[Data entries for graphics]
"""

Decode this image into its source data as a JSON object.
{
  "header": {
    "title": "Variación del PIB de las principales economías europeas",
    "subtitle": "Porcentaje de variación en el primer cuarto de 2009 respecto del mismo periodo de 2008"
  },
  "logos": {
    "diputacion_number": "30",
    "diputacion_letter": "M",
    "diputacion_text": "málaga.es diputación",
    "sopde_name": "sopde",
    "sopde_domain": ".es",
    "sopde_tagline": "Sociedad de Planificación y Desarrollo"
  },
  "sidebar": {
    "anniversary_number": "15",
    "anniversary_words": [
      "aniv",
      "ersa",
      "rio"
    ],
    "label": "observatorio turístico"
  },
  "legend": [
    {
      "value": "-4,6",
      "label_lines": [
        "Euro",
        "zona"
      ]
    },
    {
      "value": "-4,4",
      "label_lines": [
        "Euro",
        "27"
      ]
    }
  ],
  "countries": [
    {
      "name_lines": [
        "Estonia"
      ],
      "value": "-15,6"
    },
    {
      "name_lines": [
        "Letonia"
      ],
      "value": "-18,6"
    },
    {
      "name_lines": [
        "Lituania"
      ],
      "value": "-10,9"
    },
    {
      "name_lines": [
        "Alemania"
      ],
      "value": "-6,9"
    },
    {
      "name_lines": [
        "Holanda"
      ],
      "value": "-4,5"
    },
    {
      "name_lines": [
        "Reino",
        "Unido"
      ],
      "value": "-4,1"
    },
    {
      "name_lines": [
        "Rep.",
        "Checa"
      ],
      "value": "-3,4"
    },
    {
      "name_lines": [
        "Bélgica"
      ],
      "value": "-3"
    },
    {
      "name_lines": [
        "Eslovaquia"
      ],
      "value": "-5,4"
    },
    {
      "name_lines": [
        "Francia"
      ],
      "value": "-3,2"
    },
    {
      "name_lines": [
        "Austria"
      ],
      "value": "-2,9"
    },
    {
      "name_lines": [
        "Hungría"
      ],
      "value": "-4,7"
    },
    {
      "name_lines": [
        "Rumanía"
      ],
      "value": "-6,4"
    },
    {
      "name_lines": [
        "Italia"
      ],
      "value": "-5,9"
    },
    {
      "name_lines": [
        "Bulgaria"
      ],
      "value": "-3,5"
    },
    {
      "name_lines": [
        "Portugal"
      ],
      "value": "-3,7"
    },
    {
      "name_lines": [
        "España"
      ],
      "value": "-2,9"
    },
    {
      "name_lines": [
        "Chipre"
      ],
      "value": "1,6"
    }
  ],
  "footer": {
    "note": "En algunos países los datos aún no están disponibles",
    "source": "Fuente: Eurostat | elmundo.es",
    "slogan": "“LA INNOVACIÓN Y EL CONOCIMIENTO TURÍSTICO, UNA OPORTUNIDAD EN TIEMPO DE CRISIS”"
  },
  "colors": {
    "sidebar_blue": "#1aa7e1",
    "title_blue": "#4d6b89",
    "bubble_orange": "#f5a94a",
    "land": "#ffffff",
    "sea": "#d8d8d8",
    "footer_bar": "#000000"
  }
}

"""

■ Task objective ■
Copy out the whole listing exactly as written.

■ Answer for this exercise ■
Decode this image into its source data as a JSON object.
{
  "header": {
    "title": "Variación del PIB de las principales economías europeas",
    "subtitle": "Porcentaje de variación en el primer cuarto de 2009 respecto del mismo periodo de 2008"
  },
  "logos": {
    "diputacion_number": "30",
    "diputacion_letter": "M",
    "diputacion_text": "málaga.es diputación",
    "sopde_name": "sopde",
    "sopde_domain": ".es",
    "sopde_tagline": "Sociedad de Planificación y Desarrollo"
  },
  "sidebar": {
    "anniversary_number": "15",
    "anniversary_words": [
      "aniv",
      "ersa",
      "rio"
    ],
    "label": "observatorio turístico"
  },
  "legend": [
    {
      "value": "-4,6",
      "label_lines": [
        "Euro",
        "zona"
      ]
    },
    {
      "value": "-4,4",
      "label_lines": [
        "Euro",
        "27"
      ]
    }
  ],
  "countries": [
    {
      "name_lines": [
        "Estonia"
      ],
      "value": "-15,6"
    },
    {
      "name_lines": [
        "Letonia"
      ],
      "value": "-18,6"
    },
    {
      "name_lines": [
        "Lituania"
      ],
      "value": "-10,9"
    },
    {
      "name_lines": [
        "Alemania"
      ],
      "value": "-6,9"
    },
    {
      "name_lines": [
        "Holanda"
      ],
      "value": "-4,5"
    },
    {
      "name_lines": [
        "Reino",
        "Unido"
      ],
      "value": "-4,1"
    },
    {
      "name_lines": [
        "Rep.",
        "Checa"
      ],
      "value": "-3,4"
    },
    {
      "name_lines": [
        "Bélgica"
      ],
      "value": "-3"
    },
    {
      "name_lines": [
        "Eslovaquia"
      ],
      "value": "-5,4"
    },
    {
      "name_lines": [
        "Francia"
      ],
      "value": "-3,2"
    },
    {
      "name_lines": [
        "Austria"
      ],
      "value": "-2,9"
    },
    {
      "name_lines": [
        "Hungría"
      ],
      "value": "-4,7"
    },
    {
      "name_lines": [
        "Rumanía"
      ],
      "value": "-6,4"
    },
    {
      "name_lines": [
        "Italia"
      ],
      "value": "-5,9"
    },
    {
      "name_lines": [
        "Bulgaria"
      ],
      "value": "-3,5"
    },
    {
      "name_lines": [
        "Portugal"
      ],
      "value": "-3,7"
    },
    {
      "name_lines": [
        "España"
      ],
      "value": "-2,9"
    },
    {
      "name_lines": [
        "Chipre"
      ],
      "value": "1,6"
    }
  ],
  "footer": {
    "note": "En algunos países los datos aún no están disponibles",
    "source": "Fuente: Eurostat | elmundo.es",
    "slogan": "“LA INNOVACIÓN Y EL CONOCIMIENTO TURÍSTICO, UNA OPORTUNIDAD EN TIEMPO DE CRISIS”"
  },
  "colors": {
    "sidebar_blue": "#1aa7e1",
    "title_blue": "#4d6b89",
    "bubble_orange": "#f5a94a",
    "land": "#ffffff",
    "sea": "#d8d8d8",
    "footer_bar": "#000000"
  }
}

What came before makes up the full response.